→ Tarefas do exercício
1. Explique, com base no texto da página, por que o relatório final deve ser analisado pelo plenário da Câmara dos Deputados nos casos de crimes de responsabilidade imputados ao presidente da República. Responda em uma a três frases.
2. Diga se cada afirmação concorda com o texto da página. Responda sim ou não e cite exatamente as palavras do texto que decidem a questão. (a) O chefe do Ministério Público Federal é o dono da ação penal. (b) O presidente da Câmara deve decidir sozinho o destino do relatório final. (c) A ação penal subsidiária daria aos legitimados o direito de provocar a Suprema Corte.

Mesmo que dezenas de autoridades e empresários, que lucraram com a morte e com a dor de milhões de brasileiros, sejam processados e condenados, se o chefe e mentor desse genocídio não for responsabilizado, restará um gosto amargo de frustração na boca de cada um de nós.
Por isso, repito, neste momento de definição e em homenagem aos brasileiros que se foram e aos que ficaram e querem justiça, o relatório final tem que ser analisado, nos casos de imputação de crimes de responsabilidade ao presidente da República, pelo plenário da Câmara dos Deputados. Só a voz coletiva, na manifestação livre e soberana do plenário da Casa do Povo, pode decidir os caminhos a serem tomados. A voz solitária do presidente da Câmara não pode se sobrepor e calar a força e representatividade do colegiado que representa o povo brasileiro.
Da mesma forma, a apresentação do relatório final ao chefe do Ministério Público Federal, que é o dono da ação penal, por imperativo constitucional, e que irá analisar a eventual responsabilidade criminal do presidente da República, não pode simplesmente ser objeto de arquivamento. Em não se convencendo o procurador-geral da República de elementos suficientes para apresentar a denúncia, é necessário dar contorno à ação penal subsidiária, que concederá aos legitimados o direito de provocar a Suprema Corte para analisar se realmente ocorreu ou não crime.

→ Registros fornecidos
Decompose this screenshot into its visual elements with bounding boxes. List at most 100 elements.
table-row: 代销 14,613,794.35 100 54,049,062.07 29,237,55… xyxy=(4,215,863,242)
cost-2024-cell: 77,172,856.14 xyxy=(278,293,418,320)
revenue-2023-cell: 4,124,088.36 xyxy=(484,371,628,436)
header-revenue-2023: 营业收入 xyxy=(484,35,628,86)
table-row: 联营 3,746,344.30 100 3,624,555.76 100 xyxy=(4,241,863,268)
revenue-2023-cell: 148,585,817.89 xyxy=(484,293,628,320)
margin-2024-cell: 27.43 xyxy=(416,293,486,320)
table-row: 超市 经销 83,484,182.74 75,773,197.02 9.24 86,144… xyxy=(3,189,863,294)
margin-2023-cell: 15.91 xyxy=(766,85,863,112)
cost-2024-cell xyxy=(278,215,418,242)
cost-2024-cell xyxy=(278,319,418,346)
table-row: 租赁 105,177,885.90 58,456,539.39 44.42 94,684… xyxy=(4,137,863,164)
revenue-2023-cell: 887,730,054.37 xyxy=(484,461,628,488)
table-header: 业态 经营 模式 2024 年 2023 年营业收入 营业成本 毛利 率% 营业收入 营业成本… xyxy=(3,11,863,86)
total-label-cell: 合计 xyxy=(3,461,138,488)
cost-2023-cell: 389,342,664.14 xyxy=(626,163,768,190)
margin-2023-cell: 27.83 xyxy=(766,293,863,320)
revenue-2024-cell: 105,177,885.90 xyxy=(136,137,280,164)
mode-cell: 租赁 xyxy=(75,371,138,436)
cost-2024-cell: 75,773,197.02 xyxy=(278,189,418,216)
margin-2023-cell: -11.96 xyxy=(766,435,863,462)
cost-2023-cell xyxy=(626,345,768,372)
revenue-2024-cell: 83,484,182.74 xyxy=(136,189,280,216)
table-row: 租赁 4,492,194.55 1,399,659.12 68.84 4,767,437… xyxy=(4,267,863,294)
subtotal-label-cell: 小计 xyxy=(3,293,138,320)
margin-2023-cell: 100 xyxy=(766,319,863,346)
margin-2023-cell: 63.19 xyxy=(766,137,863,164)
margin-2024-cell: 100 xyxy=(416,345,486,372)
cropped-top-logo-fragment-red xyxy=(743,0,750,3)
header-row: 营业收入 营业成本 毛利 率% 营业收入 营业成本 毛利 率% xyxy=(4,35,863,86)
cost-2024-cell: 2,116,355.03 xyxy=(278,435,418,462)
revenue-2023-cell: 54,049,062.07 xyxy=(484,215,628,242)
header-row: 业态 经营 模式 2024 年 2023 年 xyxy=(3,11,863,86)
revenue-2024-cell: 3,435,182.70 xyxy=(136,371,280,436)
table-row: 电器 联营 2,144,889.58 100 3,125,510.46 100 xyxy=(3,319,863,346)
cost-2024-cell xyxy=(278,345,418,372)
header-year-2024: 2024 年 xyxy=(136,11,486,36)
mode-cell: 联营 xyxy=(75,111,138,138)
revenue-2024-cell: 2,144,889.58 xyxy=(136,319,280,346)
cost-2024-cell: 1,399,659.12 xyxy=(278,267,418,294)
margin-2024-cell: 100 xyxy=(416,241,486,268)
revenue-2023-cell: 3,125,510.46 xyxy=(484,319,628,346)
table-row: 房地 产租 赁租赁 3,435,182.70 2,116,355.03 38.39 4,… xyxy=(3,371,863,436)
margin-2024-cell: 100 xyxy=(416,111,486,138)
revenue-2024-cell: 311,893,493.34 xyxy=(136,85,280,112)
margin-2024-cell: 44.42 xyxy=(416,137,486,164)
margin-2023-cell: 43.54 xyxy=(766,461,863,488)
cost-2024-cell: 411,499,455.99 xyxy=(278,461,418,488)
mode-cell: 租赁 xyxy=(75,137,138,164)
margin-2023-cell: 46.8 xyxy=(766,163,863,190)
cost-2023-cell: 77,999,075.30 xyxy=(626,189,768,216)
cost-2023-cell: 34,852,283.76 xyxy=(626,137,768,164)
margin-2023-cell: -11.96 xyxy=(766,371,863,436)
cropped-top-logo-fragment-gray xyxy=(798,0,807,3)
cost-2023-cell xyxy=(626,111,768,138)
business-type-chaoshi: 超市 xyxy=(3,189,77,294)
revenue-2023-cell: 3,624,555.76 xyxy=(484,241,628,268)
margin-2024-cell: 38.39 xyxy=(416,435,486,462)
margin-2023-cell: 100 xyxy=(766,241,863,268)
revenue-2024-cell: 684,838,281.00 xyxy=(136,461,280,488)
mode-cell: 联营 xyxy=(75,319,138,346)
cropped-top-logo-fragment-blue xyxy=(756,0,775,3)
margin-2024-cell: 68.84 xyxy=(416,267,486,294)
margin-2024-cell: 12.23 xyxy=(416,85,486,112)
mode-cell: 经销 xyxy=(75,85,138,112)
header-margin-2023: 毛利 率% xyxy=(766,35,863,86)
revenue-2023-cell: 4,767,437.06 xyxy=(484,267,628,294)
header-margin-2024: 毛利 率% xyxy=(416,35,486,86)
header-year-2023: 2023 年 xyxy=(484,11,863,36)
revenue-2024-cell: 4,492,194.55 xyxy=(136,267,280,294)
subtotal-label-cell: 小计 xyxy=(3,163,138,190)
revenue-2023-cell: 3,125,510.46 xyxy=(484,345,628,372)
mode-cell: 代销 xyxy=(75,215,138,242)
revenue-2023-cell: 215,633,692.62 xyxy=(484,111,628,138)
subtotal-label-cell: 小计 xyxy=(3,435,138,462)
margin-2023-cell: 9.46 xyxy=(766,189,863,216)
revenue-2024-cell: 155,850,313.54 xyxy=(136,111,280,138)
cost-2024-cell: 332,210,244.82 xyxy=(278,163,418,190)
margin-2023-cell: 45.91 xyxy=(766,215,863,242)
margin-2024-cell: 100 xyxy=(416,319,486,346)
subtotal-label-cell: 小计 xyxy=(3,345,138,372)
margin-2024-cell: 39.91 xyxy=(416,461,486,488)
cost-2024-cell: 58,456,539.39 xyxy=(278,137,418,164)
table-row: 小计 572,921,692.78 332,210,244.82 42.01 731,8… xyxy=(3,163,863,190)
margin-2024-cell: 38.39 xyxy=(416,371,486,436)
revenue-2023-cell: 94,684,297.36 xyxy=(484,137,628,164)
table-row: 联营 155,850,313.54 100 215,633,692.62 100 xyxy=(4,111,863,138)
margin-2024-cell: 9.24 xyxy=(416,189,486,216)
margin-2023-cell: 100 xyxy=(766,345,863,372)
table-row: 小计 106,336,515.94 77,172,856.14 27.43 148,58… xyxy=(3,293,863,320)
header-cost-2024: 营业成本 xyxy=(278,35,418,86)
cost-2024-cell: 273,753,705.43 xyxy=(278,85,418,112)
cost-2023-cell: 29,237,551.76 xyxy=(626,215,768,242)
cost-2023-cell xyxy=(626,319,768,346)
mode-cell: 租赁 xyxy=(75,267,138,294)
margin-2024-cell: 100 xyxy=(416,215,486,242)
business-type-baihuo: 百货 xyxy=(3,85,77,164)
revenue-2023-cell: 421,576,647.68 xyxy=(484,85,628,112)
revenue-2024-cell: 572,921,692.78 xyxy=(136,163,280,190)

→ Respostas das tarefas
1. Segundo o texto, só a voz coletiva, na manifestação livre e soberana do plenário da Casa do Povo, pode decidir os caminhos a serem tomados. A voz solitária do presidente da Câmara não pode se sobrepor ao colegiado que representa o povo brasileiro nem calar a força e a representatividade dele.

2.
(a) Sim: "ao chefe do Ministério Público Federal, que é o dono da ação penal"
(b) Não: "A voz solitária do presidente da Câmara não pode se sobrepor e calar a força e representatividade do colegiado que representa o povo brasileiro."
(c) Sim: "ação penal subsidiária, que concederá aos legitimados o direito de provocar a Suprema Corte"